▸ **Text**
-- start --
Processing Millions of Bikeshare GPS Points with ArcGIS
For this post I wanted to dive into some of the work I’ve been doing for my Master’s thesis in the Transportation Research Lab at McMaster. Our lab has a partnership with the folks at SoBi Hamilton, who manage the city’s bike share program. If you don’t know what a bike share program is, it is a service that allows customers to rent bicycles as a low-cost transportation method. Customer’s just pick up and drop off the bikes at hubs located across the city. Each bicycle is equipped with a GPS receiver, which tracks each bike’s location. GPS-equipped bikes are now the standard for bike share programs across the world as they help to prevent any bikes being lost from the fleet due to vandalism. A side-effect of GPS tracking is that it gives transportation researchers unprecedented amounts of data to explore how people are using bicycles to move around the city.
GPS is considered a gold standard in transportation research, as it passively collects route trajectories and spatial location (although positional readings may be off by a couple metres) without having to rely on travel diaries, which are time-intensive to conduct and rely on participant memory/willingness to participate. Through our partnership, our lab has access to virtually every GPS route made by a SoBi user since the program’s inception back in 2015. Of course, routes are fully anonymized so we can’t see who made the trip – that would be creepy! This gives us a wealth of information, as over one million trips have been conducted using these bikes. Therefore, this data can be used as a basis to examine active transportation problems within the SoBi service area of Hamilton.
So, how do we make use of the data? The original trip data is not in a particularly useful format – it’s basically just a table with start/end times, coordinates, trip durations, and some other minor variables. There are also the raw GPX files that contain nothing more than a point ID and some coordinates. The first thing to do is process the data with python to convert .GPX trip files to a .CSV to make it into a more workable format. Then the .CSV file is brought into RStudio (a development environment for the R statistical language used for data analysis and manipulation) and enriched using data from the trip table. This gives each GPS point an exact time when it was recorded, allowing the full route to be ascertained. At this point, the data is brought into a comprehensive tool called the GIS-based Episode Reconstruction Toolkit (GERT), which was created by a former lab member, Dr. Ron Dalumpines. This tool was built using ArcPy and features multiple stages with modules for processing GPS data. The first module used is for GPS Preprocessing. This module takes in raw GPS data and uses data cleaning procedures to remove invalid points. Invalid points are those that contain identical GPS coordinates within a trip, and outliers (e.g. points that have speeds greater than 50m/s).
-- end --
▸ **Dataset excerpts**
-- start --
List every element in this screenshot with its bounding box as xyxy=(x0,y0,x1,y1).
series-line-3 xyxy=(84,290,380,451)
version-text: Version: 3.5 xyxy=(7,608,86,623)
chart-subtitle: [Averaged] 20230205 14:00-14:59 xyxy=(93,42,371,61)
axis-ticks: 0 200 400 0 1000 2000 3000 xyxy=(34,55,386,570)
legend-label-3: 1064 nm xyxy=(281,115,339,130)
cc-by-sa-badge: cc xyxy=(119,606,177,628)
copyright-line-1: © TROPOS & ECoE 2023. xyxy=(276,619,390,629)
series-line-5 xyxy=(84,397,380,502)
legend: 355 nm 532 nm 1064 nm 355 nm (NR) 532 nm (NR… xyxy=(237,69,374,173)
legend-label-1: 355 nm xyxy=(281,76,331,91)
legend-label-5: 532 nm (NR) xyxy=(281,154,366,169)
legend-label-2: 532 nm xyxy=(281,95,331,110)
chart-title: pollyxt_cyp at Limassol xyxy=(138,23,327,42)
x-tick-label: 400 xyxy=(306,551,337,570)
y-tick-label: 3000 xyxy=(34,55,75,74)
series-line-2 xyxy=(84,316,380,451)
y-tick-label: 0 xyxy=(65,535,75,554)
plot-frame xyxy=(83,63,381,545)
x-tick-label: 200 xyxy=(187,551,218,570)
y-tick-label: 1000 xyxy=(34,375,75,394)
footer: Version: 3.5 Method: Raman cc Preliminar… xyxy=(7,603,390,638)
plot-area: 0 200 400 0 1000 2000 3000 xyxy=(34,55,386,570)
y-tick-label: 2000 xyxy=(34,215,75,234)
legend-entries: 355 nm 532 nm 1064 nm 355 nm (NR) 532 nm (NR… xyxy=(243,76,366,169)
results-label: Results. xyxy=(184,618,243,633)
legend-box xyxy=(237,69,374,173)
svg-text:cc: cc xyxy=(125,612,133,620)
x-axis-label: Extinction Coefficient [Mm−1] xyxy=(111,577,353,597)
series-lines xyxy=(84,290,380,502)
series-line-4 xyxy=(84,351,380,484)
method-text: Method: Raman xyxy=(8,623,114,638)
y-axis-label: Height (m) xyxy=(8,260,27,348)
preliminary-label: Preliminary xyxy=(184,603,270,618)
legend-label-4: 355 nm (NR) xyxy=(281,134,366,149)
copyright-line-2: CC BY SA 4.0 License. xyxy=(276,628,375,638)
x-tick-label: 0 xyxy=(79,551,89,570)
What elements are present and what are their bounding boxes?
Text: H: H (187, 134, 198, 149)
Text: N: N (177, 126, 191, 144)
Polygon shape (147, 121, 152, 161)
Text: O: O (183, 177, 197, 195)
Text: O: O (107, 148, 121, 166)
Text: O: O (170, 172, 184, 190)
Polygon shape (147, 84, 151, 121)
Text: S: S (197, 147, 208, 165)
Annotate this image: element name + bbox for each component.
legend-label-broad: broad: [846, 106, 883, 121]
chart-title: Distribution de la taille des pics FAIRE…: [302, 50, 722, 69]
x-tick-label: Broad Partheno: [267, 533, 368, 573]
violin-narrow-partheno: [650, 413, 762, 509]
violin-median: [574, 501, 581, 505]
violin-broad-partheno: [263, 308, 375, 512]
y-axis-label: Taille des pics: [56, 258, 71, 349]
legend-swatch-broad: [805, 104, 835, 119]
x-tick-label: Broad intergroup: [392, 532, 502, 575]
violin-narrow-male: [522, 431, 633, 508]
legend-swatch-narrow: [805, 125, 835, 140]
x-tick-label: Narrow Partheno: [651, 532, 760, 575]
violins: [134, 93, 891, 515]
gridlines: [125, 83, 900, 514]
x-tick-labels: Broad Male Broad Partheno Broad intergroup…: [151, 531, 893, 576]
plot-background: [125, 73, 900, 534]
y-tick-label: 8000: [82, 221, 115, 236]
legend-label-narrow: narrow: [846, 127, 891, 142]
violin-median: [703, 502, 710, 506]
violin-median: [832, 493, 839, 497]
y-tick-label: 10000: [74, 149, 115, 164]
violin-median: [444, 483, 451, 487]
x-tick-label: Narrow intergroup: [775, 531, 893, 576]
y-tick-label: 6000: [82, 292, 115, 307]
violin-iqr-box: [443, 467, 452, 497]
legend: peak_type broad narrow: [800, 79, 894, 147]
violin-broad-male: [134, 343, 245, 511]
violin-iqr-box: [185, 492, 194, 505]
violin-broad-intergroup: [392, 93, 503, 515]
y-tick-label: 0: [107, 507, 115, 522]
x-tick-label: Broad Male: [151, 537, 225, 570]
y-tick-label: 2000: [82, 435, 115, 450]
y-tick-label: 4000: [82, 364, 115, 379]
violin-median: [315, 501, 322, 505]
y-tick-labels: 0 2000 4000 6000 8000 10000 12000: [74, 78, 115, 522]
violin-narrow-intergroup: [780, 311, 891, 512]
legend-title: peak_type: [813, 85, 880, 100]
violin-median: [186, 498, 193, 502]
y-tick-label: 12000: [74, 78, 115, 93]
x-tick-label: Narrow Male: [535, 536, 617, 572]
-- end --
From the bikeshare GPS post, list every programming language or software tool named in the paragraph that begins "So, how do we make use of the data?"

▸ **Solution for this task**
- Python
- RStudio
- R
- GIS-based Episode Reconstruction Toolkit (GERT)
- ArcPy